Element placement data:
- - -
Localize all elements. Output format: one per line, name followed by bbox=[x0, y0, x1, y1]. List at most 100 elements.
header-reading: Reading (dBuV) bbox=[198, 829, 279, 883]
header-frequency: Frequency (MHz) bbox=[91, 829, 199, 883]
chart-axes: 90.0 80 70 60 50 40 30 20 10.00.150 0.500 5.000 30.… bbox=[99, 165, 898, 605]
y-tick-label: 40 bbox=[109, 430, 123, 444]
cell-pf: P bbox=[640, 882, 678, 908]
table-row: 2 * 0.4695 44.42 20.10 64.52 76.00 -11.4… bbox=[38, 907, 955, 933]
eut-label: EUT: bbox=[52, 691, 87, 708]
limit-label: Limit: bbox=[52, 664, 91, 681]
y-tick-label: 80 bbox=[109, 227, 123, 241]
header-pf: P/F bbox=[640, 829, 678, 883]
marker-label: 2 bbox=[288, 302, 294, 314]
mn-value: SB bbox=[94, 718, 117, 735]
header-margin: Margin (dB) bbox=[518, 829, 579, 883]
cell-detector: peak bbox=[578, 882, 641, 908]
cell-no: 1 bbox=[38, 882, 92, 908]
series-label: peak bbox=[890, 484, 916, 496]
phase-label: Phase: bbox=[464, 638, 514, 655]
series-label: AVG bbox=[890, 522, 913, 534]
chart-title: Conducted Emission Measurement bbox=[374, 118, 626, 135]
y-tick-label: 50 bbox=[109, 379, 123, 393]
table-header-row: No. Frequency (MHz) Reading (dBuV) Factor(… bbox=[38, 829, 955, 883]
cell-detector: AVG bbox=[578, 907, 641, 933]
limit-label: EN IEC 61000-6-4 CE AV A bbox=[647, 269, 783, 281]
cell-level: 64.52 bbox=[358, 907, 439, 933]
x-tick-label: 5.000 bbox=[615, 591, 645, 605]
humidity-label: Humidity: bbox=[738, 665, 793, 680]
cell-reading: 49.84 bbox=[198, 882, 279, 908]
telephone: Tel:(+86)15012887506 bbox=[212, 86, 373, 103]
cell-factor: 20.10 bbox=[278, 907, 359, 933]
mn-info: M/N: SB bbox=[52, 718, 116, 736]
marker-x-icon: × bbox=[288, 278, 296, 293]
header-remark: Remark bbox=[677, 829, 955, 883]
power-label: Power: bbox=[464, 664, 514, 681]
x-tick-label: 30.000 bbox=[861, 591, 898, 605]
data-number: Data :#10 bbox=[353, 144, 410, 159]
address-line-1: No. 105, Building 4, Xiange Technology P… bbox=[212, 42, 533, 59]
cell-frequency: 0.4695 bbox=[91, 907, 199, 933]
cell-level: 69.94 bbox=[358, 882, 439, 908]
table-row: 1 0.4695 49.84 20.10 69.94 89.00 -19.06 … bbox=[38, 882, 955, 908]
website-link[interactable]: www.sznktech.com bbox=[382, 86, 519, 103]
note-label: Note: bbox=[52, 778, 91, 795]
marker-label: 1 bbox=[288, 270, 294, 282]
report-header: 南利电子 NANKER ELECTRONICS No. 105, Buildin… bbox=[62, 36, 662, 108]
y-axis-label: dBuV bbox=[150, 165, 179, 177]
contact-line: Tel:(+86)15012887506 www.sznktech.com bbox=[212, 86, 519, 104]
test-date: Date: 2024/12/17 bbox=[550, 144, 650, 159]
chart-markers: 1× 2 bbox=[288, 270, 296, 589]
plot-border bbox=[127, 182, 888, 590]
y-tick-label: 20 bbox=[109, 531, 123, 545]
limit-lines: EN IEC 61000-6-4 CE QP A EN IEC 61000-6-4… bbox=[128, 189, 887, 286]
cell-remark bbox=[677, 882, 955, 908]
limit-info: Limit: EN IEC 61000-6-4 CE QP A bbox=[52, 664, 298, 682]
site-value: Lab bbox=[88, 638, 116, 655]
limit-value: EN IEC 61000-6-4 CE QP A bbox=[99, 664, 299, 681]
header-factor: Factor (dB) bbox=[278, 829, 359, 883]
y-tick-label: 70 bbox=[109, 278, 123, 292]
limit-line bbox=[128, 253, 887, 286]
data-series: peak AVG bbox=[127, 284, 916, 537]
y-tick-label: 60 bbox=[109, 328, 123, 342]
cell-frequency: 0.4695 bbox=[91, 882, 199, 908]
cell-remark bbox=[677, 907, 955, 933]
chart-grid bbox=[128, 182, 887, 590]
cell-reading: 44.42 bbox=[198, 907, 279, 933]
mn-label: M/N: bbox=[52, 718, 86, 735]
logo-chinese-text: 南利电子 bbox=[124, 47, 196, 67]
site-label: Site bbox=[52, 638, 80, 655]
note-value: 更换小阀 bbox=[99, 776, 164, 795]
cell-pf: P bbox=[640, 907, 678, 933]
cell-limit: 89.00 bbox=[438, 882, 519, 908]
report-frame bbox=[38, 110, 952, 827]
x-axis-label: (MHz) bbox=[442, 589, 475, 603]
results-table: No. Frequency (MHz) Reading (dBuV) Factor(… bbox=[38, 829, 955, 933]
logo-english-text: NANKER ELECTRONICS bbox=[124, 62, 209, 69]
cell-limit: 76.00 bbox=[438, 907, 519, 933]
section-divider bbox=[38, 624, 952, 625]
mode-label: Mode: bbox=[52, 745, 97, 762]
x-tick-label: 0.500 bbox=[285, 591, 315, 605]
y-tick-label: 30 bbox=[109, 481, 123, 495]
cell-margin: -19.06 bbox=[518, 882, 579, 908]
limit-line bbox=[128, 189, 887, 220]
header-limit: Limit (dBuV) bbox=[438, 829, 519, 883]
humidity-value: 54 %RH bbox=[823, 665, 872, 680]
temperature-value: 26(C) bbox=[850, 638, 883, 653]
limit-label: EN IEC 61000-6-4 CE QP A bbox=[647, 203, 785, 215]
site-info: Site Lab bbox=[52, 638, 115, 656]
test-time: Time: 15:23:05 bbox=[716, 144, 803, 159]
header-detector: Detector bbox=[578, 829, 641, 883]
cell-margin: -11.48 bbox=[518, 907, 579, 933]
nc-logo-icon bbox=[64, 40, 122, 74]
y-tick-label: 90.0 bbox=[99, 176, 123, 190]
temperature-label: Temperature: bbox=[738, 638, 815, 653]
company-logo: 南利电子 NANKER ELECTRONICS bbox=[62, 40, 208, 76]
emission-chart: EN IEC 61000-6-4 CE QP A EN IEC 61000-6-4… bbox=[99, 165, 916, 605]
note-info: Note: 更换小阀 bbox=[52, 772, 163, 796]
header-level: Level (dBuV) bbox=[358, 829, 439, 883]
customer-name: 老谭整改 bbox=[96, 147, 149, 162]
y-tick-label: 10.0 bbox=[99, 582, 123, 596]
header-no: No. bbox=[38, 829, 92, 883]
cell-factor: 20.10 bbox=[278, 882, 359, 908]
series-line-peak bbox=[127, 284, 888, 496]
- - -
Goal of the exercise: Lay out the items from the first line through the line containing "cell-pf: P bbox=[640, 882, 678, 908]" as a JSON list of strings, one string per line, with blank lines left out.

Response:
[
  "Localize all elements. Output format: one per line, name followed by bbox=[x0, y0, x1, y1]. List at most 100 elements.",
  "header-reading: Reading (dBuV) bbox=[198, 829, 279, 883]",
  "header-frequency: Frequency (MHz) bbox=[91, 829, 199, 883]",
  "chart-axes: 90.0 80 70 60 50 40 30 20 10.00.150 0.500 5.000 30.… bbox=[99, 165, 898, 605]",
  "y-tick-label: 40 bbox=[109, 430, 123, 444]",
  "cell-pf: P bbox=[640, 882, 678, 908]"
]